[BEGIN]
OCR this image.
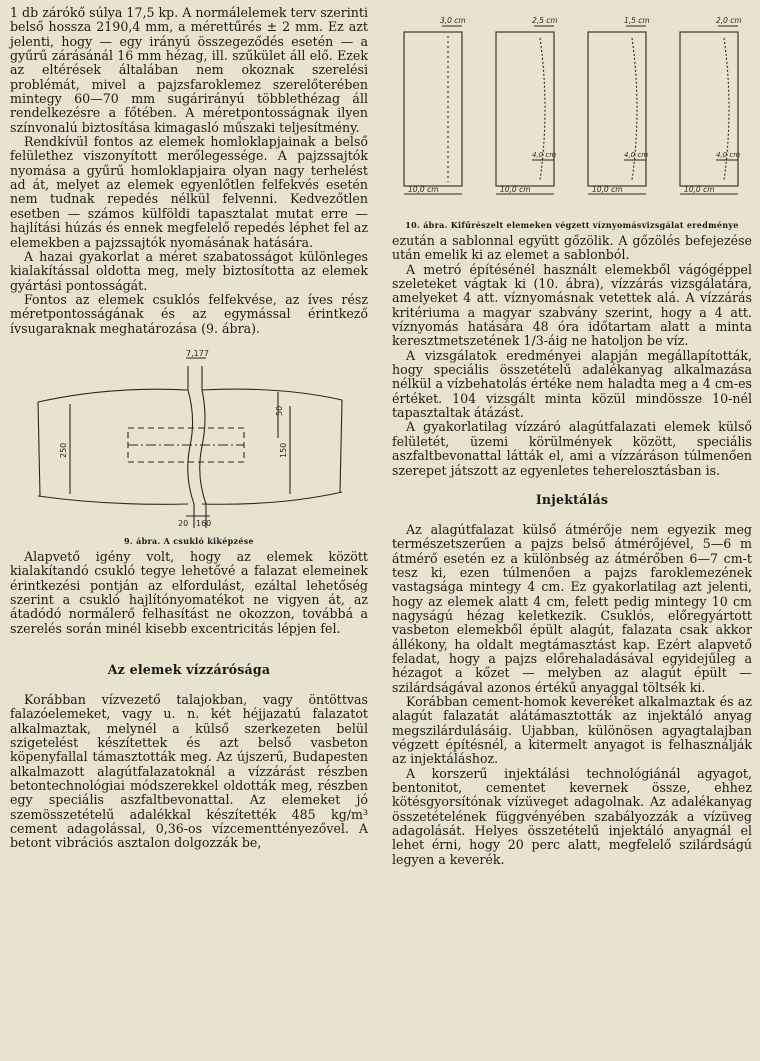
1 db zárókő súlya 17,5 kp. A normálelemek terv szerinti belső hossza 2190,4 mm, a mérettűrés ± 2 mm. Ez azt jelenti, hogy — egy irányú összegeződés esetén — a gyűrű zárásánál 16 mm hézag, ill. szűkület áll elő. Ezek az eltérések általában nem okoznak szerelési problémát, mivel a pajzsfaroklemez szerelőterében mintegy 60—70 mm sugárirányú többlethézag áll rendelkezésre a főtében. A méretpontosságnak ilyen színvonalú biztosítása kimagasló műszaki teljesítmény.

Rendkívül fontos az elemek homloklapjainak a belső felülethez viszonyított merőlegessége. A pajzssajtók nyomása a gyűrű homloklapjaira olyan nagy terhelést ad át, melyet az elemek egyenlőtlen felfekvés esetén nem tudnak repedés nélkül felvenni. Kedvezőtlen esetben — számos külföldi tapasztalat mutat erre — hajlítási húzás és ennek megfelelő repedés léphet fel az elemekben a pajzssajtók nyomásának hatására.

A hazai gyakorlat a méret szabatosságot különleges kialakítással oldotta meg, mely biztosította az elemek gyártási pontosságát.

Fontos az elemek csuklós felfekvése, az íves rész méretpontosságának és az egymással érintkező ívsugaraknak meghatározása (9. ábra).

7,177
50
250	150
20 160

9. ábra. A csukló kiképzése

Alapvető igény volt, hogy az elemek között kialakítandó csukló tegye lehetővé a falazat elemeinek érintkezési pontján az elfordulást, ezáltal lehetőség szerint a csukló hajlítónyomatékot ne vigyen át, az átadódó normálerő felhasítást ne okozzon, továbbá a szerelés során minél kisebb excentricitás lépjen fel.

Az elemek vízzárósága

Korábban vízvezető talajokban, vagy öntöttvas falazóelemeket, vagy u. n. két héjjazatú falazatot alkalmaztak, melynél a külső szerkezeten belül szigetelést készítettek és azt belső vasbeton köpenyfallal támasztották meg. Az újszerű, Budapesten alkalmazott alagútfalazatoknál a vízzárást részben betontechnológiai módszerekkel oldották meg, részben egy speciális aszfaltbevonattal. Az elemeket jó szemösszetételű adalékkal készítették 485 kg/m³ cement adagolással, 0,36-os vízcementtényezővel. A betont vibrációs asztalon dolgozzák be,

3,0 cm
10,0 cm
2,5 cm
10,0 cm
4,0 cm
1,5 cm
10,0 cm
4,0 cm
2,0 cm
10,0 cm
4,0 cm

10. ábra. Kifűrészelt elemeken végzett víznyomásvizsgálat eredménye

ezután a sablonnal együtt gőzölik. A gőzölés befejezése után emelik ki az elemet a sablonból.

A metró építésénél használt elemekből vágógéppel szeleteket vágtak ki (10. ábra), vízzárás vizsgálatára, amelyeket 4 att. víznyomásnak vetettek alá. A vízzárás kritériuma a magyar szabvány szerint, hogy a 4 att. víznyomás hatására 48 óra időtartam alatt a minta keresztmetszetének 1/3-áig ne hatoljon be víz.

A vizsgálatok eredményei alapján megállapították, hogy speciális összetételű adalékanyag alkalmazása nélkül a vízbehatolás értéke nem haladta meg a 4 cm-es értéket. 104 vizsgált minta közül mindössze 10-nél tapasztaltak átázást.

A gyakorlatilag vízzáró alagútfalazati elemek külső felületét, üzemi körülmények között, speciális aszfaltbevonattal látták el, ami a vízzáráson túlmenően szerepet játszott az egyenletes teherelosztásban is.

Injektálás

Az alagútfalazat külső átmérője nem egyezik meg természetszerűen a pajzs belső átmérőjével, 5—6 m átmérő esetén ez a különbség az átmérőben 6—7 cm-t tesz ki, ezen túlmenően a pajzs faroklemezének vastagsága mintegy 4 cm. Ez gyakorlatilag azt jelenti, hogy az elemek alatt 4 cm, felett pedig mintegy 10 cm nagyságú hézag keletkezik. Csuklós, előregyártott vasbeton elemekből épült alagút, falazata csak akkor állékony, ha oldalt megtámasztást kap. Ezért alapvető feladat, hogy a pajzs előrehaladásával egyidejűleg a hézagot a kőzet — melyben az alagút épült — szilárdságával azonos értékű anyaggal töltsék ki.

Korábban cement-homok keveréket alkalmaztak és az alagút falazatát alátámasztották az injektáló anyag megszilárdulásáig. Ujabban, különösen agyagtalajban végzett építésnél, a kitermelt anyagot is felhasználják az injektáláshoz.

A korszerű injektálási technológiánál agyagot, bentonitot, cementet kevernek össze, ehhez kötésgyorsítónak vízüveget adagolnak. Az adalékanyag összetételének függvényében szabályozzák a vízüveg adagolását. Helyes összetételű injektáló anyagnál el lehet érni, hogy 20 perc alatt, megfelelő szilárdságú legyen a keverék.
[END]
## REQUIREMENT
Repeat the material above verbatim, with no pictures in the output.

## OUTPUT OF THE EXERCISE
OCR this image.
1 db zárókő súlya 17,5 kp. A normálelemek terv szerinti belső hossza 2190,4 mm, a mérettűrés ± 2 mm. Ez azt jelenti, hogy — egy irányú összegeződés esetén — a gyűrű zárásánál 16 mm hézag, ill. szűkület áll elő. Ezek az eltérések általában nem okoznak szerelési problémát, mivel a pajzsfaroklemez szerelőterében mintegy 60—70 mm sugárirányú többlethézag áll rendelkezésre a főtében. A méretpontosságnak ilyen színvonalú biztosítása kimagasló műszaki teljesítmény.

Rendkívül fontos az elemek homloklapjainak a belső felülethez viszonyított merőlegessége. A pajzssajtók nyomása a gyűrű homloklapjaira olyan nagy terhelést ad át, melyet az elemek egyenlőtlen felfekvés esetén nem tudnak repedés nélkül felvenni. Kedvezőtlen esetben — számos külföldi tapasztalat mutat erre — hajlítási húzás és ennek megfelelő repedés léphet fel az elemekben a pajzssajtók nyomásának hatására.

A hazai gyakorlat a méret szabatosságot különleges kialakítással oldotta meg, mely biztosította az elemek gyártási pontosságát.

Fontos az elemek csuklós felfekvése, az íves rész méretpontosságának és az egymással érintkező ívsugaraknak meghatározása (9. ábra).

7,177
50
250	150
20 160

9. ábra. A csukló kiképzése

Alapvető igény volt, hogy az elemek között kialakítandó csukló tegye lehetővé a falazat elemeinek érintkezési pontján az elfordulást, ezáltal lehetőség szerint a csukló hajlítónyomatékot ne vigyen át, az átadódó normálerő felhasítást ne okozzon, továbbá a szerelés során minél kisebb excentricitás lépjen fel.

Az elemek vízzárósága

Korábban vízvezető talajokban, vagy öntöttvas falazóelemeket, vagy u. n. két héjjazatú falazatot alkalmaztak, melynél a külső szerkezeten belül szigetelést készítettek és azt belső vasbeton köpenyfallal támasztották meg. Az újszerű, Budapesten alkalmazott alagútfalazatoknál a vízzárást részben betontechnológiai módszerekkel oldották meg, részben egy speciális aszfaltbevonattal. Az elemeket jó szemösszetételű adalékkal készítették 485 kg/m³ cement adagolással, 0,36-os vízcementtényezővel. A betont vibrációs asztalon dolgozzák be,

3,0 cm
10,0 cm
2,5 cm
10,0 cm
4,0 cm
1,5 cm
10,0 cm
4,0 cm
2,0 cm
10,0 cm
4,0 cm

10. ábra. Kifűrészelt elemeken végzett víznyomásvizsgálat eredménye

ezután a sablonnal együtt gőzölik. A gőzölés befejezése után emelik ki az elemet a sablonból.

A metró építésénél használt elemekből vágógéppel szeleteket vágtak ki (10. ábra), vízzárás vizsgálatára, amelyeket 4 att. víznyomásnak vetettek alá. A vízzárás kritériuma a magyar szabvány szerint, hogy a 4 att. víznyomás hatására 48 óra időtartam alatt a minta keresztmetszetének 1/3-áig ne hatoljon be víz.

A vizsgálatok eredményei alapján megállapították, hogy speciális összetételű adalékanyag alkalmazása nélkül a vízbehatolás értéke nem haladta meg a 4 cm-es értéket. 104 vizsgált minta közül mindössze 10-nél tapasztaltak átázást.

A gyakorlatilag vízzáró alagútfalazati elemek külső felületét, üzemi körülmények között, speciális aszfaltbevonattal látták el, ami a vízzáráson túlmenően szerepet játszott az egyenletes teherelosztásban is.

Injektálás

Az alagútfalazat külső átmérője nem egyezik meg természetszerűen a pajzs belső átmérőjével, 5—6 m átmérő esetén ez a különbség az átmérőben 6—7 cm-t tesz ki, ezen túlmenően a pajzs faroklemezének vastagsága mintegy 4 cm. Ez gyakorlatilag azt jelenti, hogy az elemek alatt 4 cm, felett pedig mintegy 10 cm nagyságú hézag keletkezik. Csuklós, előregyártott vasbeton elemekből épült alagút, falazata csak akkor állékony, ha oldalt megtámasztást kap. Ezért alapvető feladat, hogy a pajzs előrehaladásával egyidejűleg a hézagot a kőzet — melyben az alagút épült — szilárdságával azonos értékű anyaggal töltsék ki.

Korábban cement-homok keveréket alkalmaztak és az alagút falazatát alátámasztották az injektáló anyag megszilárdulásáig. Ujabban, különösen agyagtalajban végzett építésnél, a kitermelt anyagot is felhasználják az injektáláshoz.

A korszerű injektálási technológiánál agyagot, bentonitot, cementet kevernek össze, ehhez kötésgyorsítónak vízüveget adagolnak. Az adalékanyag összetételének függvényében szabályozzák a vízüveg adagolását. Helyes összetételű injektáló anyagnál el lehet érni, hogy 20 perc alatt, megfelelő szilárdságú legyen a keverék.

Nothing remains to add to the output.